• WHAT YOU ARE ASKED TO DO: Please render every line of the records below as a Markdown table with the columns "Row" and "Line", numbering the rows and skipping blank lines. Omit the pictures from the table.

Start of RECORDS FOR THIS EXERCISE

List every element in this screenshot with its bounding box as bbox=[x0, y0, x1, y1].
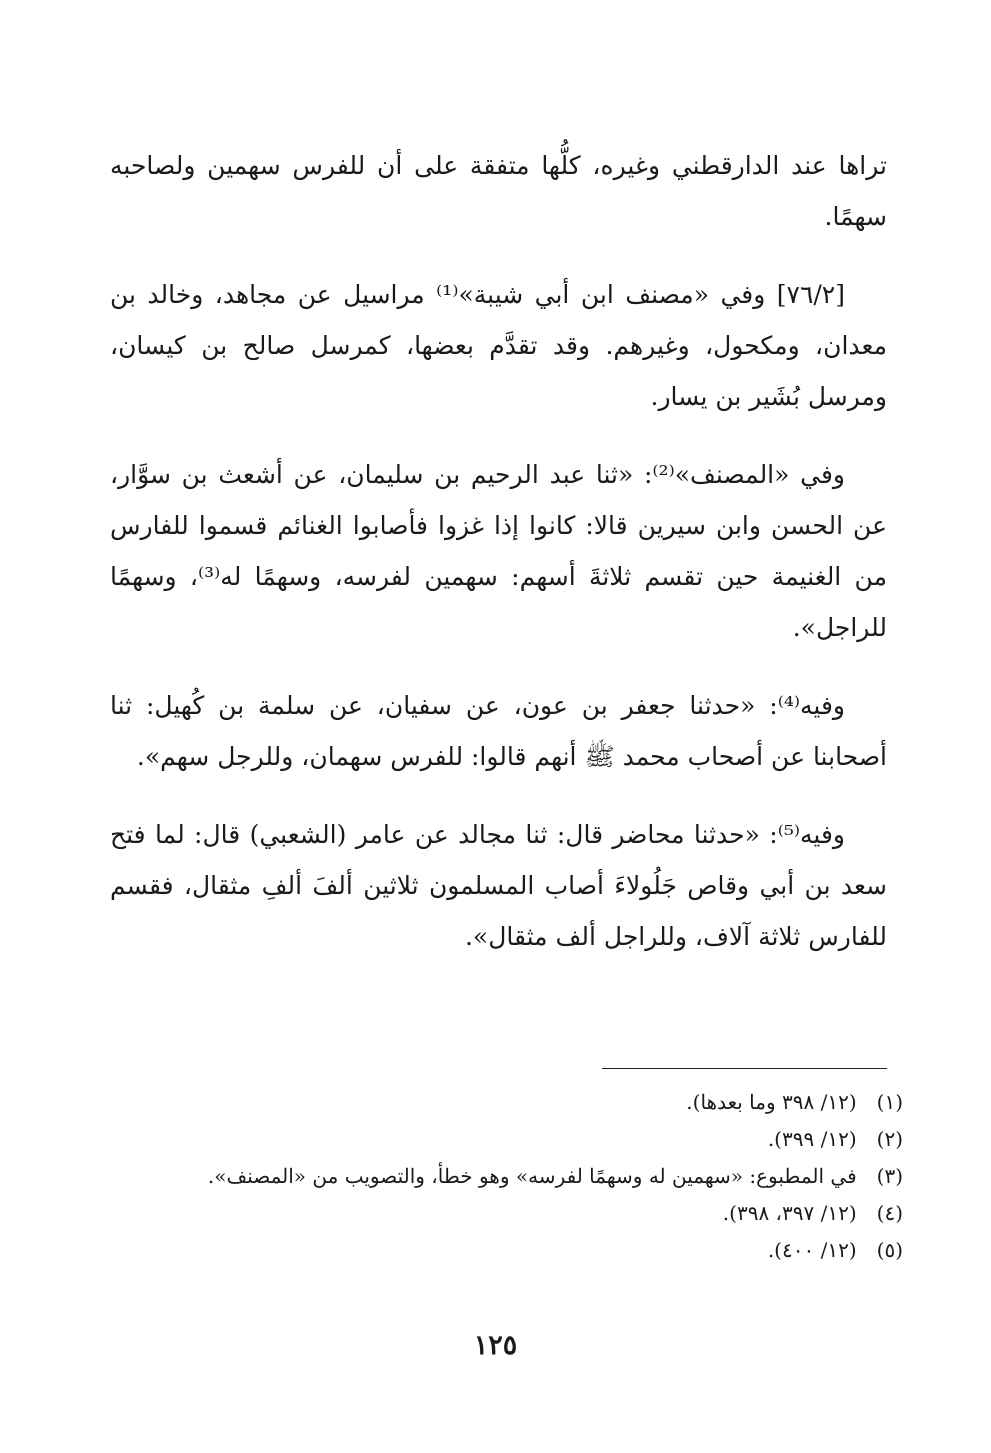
paragraph-1: تراها عند الدارقطني وغيره، كلُّها متفقة على أن للفرس سهمين ولصاحبه سهمًا. bbox=[110, 151, 887, 231]
paragraph-4: وفيه⁽⁴⁾: «حدثنا جعفر بن عون، عن سفيان، عن سلمة بن كُهيل: ثنا أصحابنا عن أصحاب محمد ﷺ أنهم قالوا: للفرس سهمان، وللرجل سهم». bbox=[110, 691, 887, 771]
footnote-text: (١٢/ ٣٩٩). bbox=[767, 1127, 857, 1151]
footnote-5 bbox=[110, 1232, 903, 1269]
footnote-number: (٢) bbox=[876, 1127, 903, 1151]
page-number: ١٢٥ bbox=[473, 1330, 518, 1361]
footnote-text: في المطبوع: «سهمين له وسهمًا لفرسه» وهو خطأ، والتصويب من «المصنف». bbox=[207, 1164, 857, 1188]
footnote-separator bbox=[602, 1068, 887, 1069]
footnote-number: (٥) bbox=[876, 1238, 903, 1262]
footnotes-list bbox=[110, 1084, 903, 1269]
footnote-2 bbox=[110, 1121, 903, 1158]
page-body bbox=[110, 140, 887, 989]
footnote-number: (٤) bbox=[876, 1201, 903, 1225]
footnote-3 bbox=[110, 1158, 903, 1195]
paragraph-5: وفيه⁽⁵⁾: «حدثنا محاضر قال: ثنا مجالد عن عامر (الشعبي) قال: لما فتح سعد بن أبي وقاص جَلُولاءَ أصاب المسلمون ثلاثين ألفَ ألفِ مثقال، فقسم للفارس ثلاثة آلاف، وللراجل ألف مثقال». bbox=[110, 820, 887, 951]
footnote-text: (١٢/ ٤٠٠). bbox=[767, 1238, 857, 1262]
footnote-4 bbox=[110, 1195, 903, 1232]
footnote-text: (١٢/ ٣٩٨ وما بعدها). bbox=[686, 1090, 857, 1114]
footnote-1 bbox=[110, 1084, 903, 1121]
footnote-number: (٣) bbox=[876, 1164, 903, 1188]
footnote-text: (١٢/ ٣٩٧، ٣٩٨). bbox=[722, 1201, 857, 1225]
paragraph-2: [٧٦/٢] وفي «مصنف ابن أبي شيبة»⁽¹⁾ مراسيل عن مجاهد، وخالد بن معدان، ومكحول، وغيرهم. وقد تقدَّم بعضها، كمرسل صالح بن كيسان، ومرسل بُشَير بن يسار. bbox=[110, 280, 887, 411]
paragraph-3: وفي «المصنف»⁽²⁾: «ثنا عبد الرحيم بن سليمان، عن أشعث بن سوَّار، عن الحسن وابن سيرين قالا: كانوا إذا غزوا فأصابوا الغنائم قسموا للفارس من الغنيمة حين تقسم ثلاثةَ أسهم: سهمين لفرسه، وسهمًا له⁽³⁾، وسهمًا للراجل». bbox=[110, 460, 887, 642]
footnote-number: (١) bbox=[876, 1090, 903, 1114]
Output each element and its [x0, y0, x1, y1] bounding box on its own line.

End of RECORDS FOR THIS EXERCISE

• CORRECT ANSWER:
| Row | Line |
|---|---|
| 1 | List every element in this screenshot with its bounding box as bbox=[x0, y0, x1, y1]. |
| 2 | paragraph-1: تراها عند الدارقطني وغيره، كلُّها متفقة على أن للفرس سهمين ولصاحبه سهمًا. bbox=[110, 151, 887, 231] |
| 3 | paragraph-4: وفيه⁽⁴⁾: «حدثنا جعفر بن عون، عن سفيان، عن سلمة بن كُهيل: ثنا أصحابنا عن أصحاب محمد ﷺ أنهم قالوا: للفرس سهمان، وللرجل سهم». bbox=[110, 691, 887, 771] |
| 4 | footnote-text: (١٢/ ٣٩٩). bbox=[767, 1127, 857, 1151] |
| 5 | footnote-5 bbox=[110, 1232, 903, 1269] |
| 6 | footnote-number: (٢) bbox=[876, 1127, 903, 1151] |
| 7 | page-number: ١٢٥ bbox=[473, 1330, 518, 1361] |
| 8 | footnote-text: في المطبوع: «سهمين له وسهمًا لفرسه» وهو خطأ، والتصويب من «المصنف». bbox=[207, 1164, 857, 1188] |
| 9 | footnote-separator bbox=[602, 1068, 887, 1069] |
| 10 | footnote-number: (٥) bbox=[876, 1238, 903, 1262] |
| 11 | footnotes-list bbox=[110, 1084, 903, 1269] |
| 12 | footnote-2 bbox=[110, 1121, 903, 1158] |
| 13 | page-body bbox=[110, 140, 887, 989] |
| 14 | footnote-number: (٤) bbox=[876, 1201, 903, 1225] |
| 15 | footnote-3 bbox=[110, 1158, 903, 1195] |
| 16 | paragraph-5: وفيه⁽⁵⁾: «حدثنا محاضر قال: ثنا مجالد عن عامر (الشعبي) قال: لما فتح سعد بن أبي وقاص جَلُولاءَ أصاب المسلمون ثلاثين ألفَ ألفِ مثقال، فقسم للفارس ثلاثة آلاف، وللراجل ألف مثقال». bbox=[110, 820, 887, 951] |
| 17 | footnote-text: (١٢/ ٤٠٠). bbox=[767, 1238, 857, 1262] |
| 18 | footnote-4 bbox=[110, 1195, 903, 1232] |
| 19 | footnote-text: (١٢/ ٣٩٨ وما بعدها). bbox=[686, 1090, 857, 1114] |
| 20 | footnote-1 bbox=[110, 1084, 903, 1121] |
| 21 | footnote-number: (٣) bbox=[876, 1164, 903, 1188] |
| 22 | footnote-text: (١٢/ ٣٩٧، ٣٩٨). bbox=[722, 1201, 857, 1225] |
| 23 | paragraph-2: [٧٦/٢] وفي «مصنف ابن أبي شيبة»⁽¹⁾ مراسيل عن مجاهد، وخالد بن معدان، ومكحول، وغيرهم. وقد تقدَّم بعضها، كمرسل صالح بن كيسان، ومرسل بُشَير بن يسار. bbox=[110, 280, 887, 411] |
| 24 | paragraph-3: وفي «المصنف»⁽²⁾: «ثنا عبد الرحيم بن سليمان، عن أشعث بن سوَّار، عن الحسن وابن سيرين قالا: كانوا إذا غزوا فأصابوا الغنائم قسموا للفارس من الغنيمة حين تقسم ثلاثةَ أسهم: سهمين لفرسه، وسهمًا له⁽³⁾، وسهمًا للراجل». bbox=[110, 460, 887, 642] |
| 25 | footnote-number: (١) bbox=[876, 1090, 903, 1114] |
| 26 | Output each element and its [x0, y0, x1, y1] bounding box on its own line. |